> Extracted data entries
• • •
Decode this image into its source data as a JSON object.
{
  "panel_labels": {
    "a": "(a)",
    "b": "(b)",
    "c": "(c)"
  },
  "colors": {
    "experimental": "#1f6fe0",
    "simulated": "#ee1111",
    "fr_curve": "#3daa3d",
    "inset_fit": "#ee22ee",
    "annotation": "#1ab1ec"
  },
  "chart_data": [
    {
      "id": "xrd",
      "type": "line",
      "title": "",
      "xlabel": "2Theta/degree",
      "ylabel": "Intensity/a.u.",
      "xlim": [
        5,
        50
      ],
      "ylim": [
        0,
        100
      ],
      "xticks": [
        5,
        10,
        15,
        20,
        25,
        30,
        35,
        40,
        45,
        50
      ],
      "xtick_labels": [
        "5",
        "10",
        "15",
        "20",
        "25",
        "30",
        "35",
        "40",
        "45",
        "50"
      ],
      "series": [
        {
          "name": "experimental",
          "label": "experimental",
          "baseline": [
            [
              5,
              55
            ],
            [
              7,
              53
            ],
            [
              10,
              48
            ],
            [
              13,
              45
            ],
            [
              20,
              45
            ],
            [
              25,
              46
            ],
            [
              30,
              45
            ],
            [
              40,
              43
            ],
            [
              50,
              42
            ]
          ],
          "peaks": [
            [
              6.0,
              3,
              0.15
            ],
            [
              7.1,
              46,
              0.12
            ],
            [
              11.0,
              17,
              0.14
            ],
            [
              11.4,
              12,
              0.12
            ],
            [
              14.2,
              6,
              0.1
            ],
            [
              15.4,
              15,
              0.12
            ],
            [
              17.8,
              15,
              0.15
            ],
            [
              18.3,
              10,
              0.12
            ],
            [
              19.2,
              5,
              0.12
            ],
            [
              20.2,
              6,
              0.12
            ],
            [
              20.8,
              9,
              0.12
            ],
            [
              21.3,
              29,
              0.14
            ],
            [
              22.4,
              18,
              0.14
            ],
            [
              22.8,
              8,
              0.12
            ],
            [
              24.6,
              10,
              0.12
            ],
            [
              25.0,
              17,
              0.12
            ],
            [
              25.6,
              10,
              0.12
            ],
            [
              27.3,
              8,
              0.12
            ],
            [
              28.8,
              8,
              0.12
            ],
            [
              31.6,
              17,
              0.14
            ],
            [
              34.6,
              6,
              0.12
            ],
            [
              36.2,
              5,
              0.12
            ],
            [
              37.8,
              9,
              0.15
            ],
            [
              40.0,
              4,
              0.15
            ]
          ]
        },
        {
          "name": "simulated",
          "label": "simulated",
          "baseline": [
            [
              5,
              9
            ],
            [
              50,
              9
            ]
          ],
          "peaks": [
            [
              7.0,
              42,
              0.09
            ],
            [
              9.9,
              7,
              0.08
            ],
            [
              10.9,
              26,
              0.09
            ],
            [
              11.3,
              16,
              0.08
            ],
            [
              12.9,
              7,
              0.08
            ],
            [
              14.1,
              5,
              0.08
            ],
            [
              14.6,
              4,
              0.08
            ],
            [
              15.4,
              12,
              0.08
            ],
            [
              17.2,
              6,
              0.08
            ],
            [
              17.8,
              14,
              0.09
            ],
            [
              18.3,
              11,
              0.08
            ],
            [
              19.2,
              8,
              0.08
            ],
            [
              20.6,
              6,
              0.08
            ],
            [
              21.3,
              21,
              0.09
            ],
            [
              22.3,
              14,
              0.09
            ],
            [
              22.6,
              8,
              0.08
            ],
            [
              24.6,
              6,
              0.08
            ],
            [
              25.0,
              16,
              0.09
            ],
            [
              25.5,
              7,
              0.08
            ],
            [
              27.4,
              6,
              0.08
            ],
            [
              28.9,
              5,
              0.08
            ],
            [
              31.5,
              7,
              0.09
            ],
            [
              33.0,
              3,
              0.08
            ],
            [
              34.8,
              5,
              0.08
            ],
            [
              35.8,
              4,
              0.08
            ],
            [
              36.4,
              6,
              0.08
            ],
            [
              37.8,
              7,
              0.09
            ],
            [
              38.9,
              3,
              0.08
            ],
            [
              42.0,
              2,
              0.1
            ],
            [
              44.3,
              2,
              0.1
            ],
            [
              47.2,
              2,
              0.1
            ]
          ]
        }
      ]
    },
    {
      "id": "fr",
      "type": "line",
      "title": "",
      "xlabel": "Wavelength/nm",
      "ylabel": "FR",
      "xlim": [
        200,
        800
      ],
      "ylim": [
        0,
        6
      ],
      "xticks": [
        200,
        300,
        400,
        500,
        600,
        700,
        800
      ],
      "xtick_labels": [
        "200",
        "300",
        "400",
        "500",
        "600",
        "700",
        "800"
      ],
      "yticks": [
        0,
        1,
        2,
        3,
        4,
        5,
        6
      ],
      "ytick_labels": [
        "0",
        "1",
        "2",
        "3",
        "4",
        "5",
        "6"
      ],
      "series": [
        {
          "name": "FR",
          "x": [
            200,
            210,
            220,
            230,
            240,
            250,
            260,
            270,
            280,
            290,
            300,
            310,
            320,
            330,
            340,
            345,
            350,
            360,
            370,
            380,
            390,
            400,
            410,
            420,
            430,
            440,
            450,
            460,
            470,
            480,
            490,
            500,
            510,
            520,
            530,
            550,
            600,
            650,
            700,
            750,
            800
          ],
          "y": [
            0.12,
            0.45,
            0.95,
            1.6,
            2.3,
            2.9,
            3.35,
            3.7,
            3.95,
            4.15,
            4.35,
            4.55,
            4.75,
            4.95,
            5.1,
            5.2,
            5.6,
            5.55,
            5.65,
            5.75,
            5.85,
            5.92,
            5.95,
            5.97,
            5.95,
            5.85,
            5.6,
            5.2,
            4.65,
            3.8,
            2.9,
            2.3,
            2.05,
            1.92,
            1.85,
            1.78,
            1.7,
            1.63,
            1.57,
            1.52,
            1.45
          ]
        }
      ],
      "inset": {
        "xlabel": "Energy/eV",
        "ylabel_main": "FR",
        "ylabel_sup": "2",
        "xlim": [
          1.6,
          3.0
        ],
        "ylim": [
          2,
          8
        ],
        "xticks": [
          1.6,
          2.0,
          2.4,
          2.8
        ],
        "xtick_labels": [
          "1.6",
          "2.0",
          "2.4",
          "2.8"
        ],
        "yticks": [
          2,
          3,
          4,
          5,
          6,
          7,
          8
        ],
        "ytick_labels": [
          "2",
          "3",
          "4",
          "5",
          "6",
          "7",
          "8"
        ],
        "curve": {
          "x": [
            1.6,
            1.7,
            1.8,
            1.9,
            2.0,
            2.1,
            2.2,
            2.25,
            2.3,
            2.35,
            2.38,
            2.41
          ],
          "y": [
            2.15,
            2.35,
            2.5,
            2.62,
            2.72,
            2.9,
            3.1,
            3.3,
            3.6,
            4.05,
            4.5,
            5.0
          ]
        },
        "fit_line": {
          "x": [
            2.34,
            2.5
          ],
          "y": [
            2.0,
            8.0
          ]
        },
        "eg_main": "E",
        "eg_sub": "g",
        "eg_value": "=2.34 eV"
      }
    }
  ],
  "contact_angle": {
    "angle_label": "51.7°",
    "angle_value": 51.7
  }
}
• • •
> Problem
Output the records verbatim, from the first line to the last.

> Written response
Decode this image into its source data as a JSON object.
{
  "panel_labels": {
    "a": "(a)",
    "b": "(b)",
    "c": "(c)"
  },
  "colors": {
    "experimental": "#1f6fe0",
    "simulated": "#ee1111",
    "fr_curve": "#3daa3d",
    "inset_fit": "#ee22ee",
    "annotation": "#1ab1ec"
  },
  "chart_data": [
    {
      "id": "xrd",
      "type": "line",
      "title": "",
      "xlabel": "2Theta/degree",
      "ylabel": "Intensity/a.u.",
      "xlim": [
        5,
        50
      ],
      "ylim": [
        0,
        100
      ],
      "xticks": [
        5,
        10,
        15,
        20,
        25,
        30,
        35,
        40,
        45,
        50
      ],
      "xtick_labels": [
        "5",
        "10",
        "15",
        "20",
        "25",
        "30",
        "35",
        "40",
        "45",
        "50"
      ],
      "series": [
        {
          "name": "experimental",
          "label": "experimental",
          "baseline": [
            [
              5,
              55
            ],
            [
              7,
              53
            ],
            [
              10,
              48
            ],
            [
              13,
              45
            ],
            [
              20,
              45
            ],
            [
              25,
              46
            ],
            [
              30,
              45
            ],
            [
              40,
              43
            ],
            [
              50,
              42
            ]
          ],
          "peaks": [
            [
              6.0,
              3,
              0.15
            ],
            [
              7.1,
              46,
              0.12
            ],
            [
              11.0,
              17,
              0.14
            ],
            [
              11.4,
              12,
              0.12
            ],
            [
              14.2,
              6,
              0.1
            ],
            [
              15.4,
              15,
              0.12
            ],
            [
              17.8,
              15,
              0.15
            ],
            [
              18.3,
              10,
              0.12
            ],
            [
              19.2,
              5,
              0.12
            ],
            [
              20.2,
              6,
              0.12
            ],
            [
              20.8,
              9,
              0.12
            ],
            [
              21.3,
              29,
              0.14
            ],
            [
              22.4,
              18,
              0.14
            ],
            [
              22.8,
              8,
              0.12
            ],
            [
              24.6,
              10,
              0.12
            ],
            [
              25.0,
              17,
              0.12
            ],
            [
              25.6,
              10,
              0.12
            ],
            [
              27.3,
              8,
              0.12
            ],
            [
              28.8,
              8,
              0.12
            ],
            [
              31.6,
              17,
              0.14
            ],
            [
              34.6,
              6,
              0.12
            ],
            [
              36.2,
              5,
              0.12
            ],
            [
              37.8,
              9,
              0.15
            ],
            [
              40.0,
              4,
              0.15
            ]
          ]
        },
        {
          "name": "simulated",
          "label": "simulated",
          "baseline": [
            [
              5,
              9
            ],
            [
              50,
              9
            ]
          ],
          "peaks": [
            [
              7.0,
              42,
              0.09
            ],
            [
              9.9,
              7,
              0.08
            ],
            [
              10.9,
              26,
              0.09
            ],
            [
              11.3,
              16,
              0.08
            ],
            [
              12.9,
              7,
              0.08
            ],
            [
              14.1,
              5,
              0.08
            ],
            [
              14.6,
              4,
              0.08
            ],
            [
              15.4,
              12,
              0.08
            ],
            [
              17.2,
              6,
              0.08
            ],
            [
              17.8,
              14,
              0.09
            ],
            [
              18.3,
              11,
              0.08
            ],
            [
              19.2,
              8,
              0.08
            ],
            [
              20.6,
              6,
              0.08
            ],
            [
              21.3,
              21,
              0.09
            ],
            [
              22.3,
              14,
              0.09
            ],
            [
              22.6,
              8,
              0.08
            ],
            [
              24.6,
              6,
              0.08
            ],
            [
              25.0,
              16,
              0.09
            ],
            [
              25.5,
              7,
              0.08
            ],
            [
              27.4,
              6,
              0.08
            ],
            [
              28.9,
              5,
              0.08
            ],
            [
              31.5,
              7,
              0.09
            ],
            [
              33.0,
              3,
              0.08
            ],
            [
              34.8,
              5,
              0.08
            ],
            [
              35.8,
              4,
              0.08
            ],
            [
              36.4,
              6,
              0.08
            ],
            [
              37.8,
              7,
              0.09
            ],
            [
              38.9,
              3,
              0.08
            ],
            [
              42.0,
              2,
              0.1
            ],
            [
              44.3,
              2,
              0.1
            ],
            [
              47.2,
              2,
              0.1
            ]
          ]
        }
      ]
    },
    {
      "id": "fr",
      "type": "line",
      "title": "",
      "xlabel": "Wavelength/nm",
      "ylabel": "FR",
      "xlim": [
        200,
        800
      ],
      "ylim": [
        0,
        6
      ],
      "xticks": [
        200,
        300,
        400,
        500,
        600,
        700,
        800
      ],
      "xtick_labels": [
        "200",
        "300",
        "400",
        "500",
        "600",
        "700",
        "800"
      ],
      "yticks": [
        0,
        1,
        2,
        3,
        4,
        5,
        6
      ],
      "ytick_labels": [
        "0",
        "1",
        "2",
        "3",
        "4",
        "5",
        "6"
      ],
      "series": [
        {
          "name": "FR",
          "x": [
            200,
            210,
            220,
            230,
            240,
            250,
            260,
            270,
            280,
            290,
            300,
            310,
            320,
            330,
            340,
            345,
            350,
            360,
            370,
            380,
            390,
            400,
            410,
            420,
            430,
            440,
            450,
            460,
            470,
            480,
            490,
            500,
            510,
            520,
            530,
            550,
            600,
            650,
            700,
            750,
            800
          ],
          "y": [
            0.12,
            0.45,
            0.95,
            1.6,
            2.3,
            2.9,
            3.35,
            3.7,
            3.95,
            4.15,
            4.35,
            4.55,
            4.75,
            4.95,
            5.1,
            5.2,
            5.6,
            5.55,
            5.65,
            5.75,
            5.85,
            5.92,
            5.95,
            5.97,
            5.95,
            5.85,
            5.6,
            5.2,
            4.65,
            3.8,
            2.9,
            2.3,
            2.05,
            1.92,
            1.85,
            1.78,
            1.7,
            1.63,
            1.57,
            1.52,
            1.45
          ]
        }
      ],
      "inset": {
        "xlabel": "Energy/eV",
        "ylabel_main": "FR",
        "ylabel_sup": "2",
        "xlim": [
          1.6,
          3.0
        ],
        "ylim": [
          2,
          8
        ],
        "xticks": [
          1.6,
          2.0,
          2.4,
          2.8
        ],
        "xtick_labels": [
          "1.6",
          "2.0",
          "2.4",
          "2.8"
        ],
        "yticks": [
          2,
          3,
          4,
          5,
          6,
          7,
          8
        ],
        "ytick_labels": [
          "2",
          "3",
          "4",
          "5",
          "6",
          "7",
          "8"
        ],
        "curve": {
          "x": [
            1.6,
            1.7,
            1.8,
            1.9,
            2.0,
            2.1,
            2.2,
            2.25,
            2.3,
            2.35,
            2.38,
            2.41
          ],
          "y": [
            2.15,
            2.35,
            2.5,
            2.62,
            2.72,
            2.9,
            3.1,
            3.3,
            3.6,
            4.05,
            4.5,
            5.0
          ]
        },
        "fit_line": {
          "x": [
            2.34,
            2.5
          ],
          "y": [
            2.0,
            8.0
          ]
        },
        "eg_main": "E",
        "eg_sub": "g",
        "eg_value": "=2.34 eV"
      }
    }
  ],
  "contact_angle": {
    "angle_label": "51.7°",
    "angle_value": 51.7
  }
}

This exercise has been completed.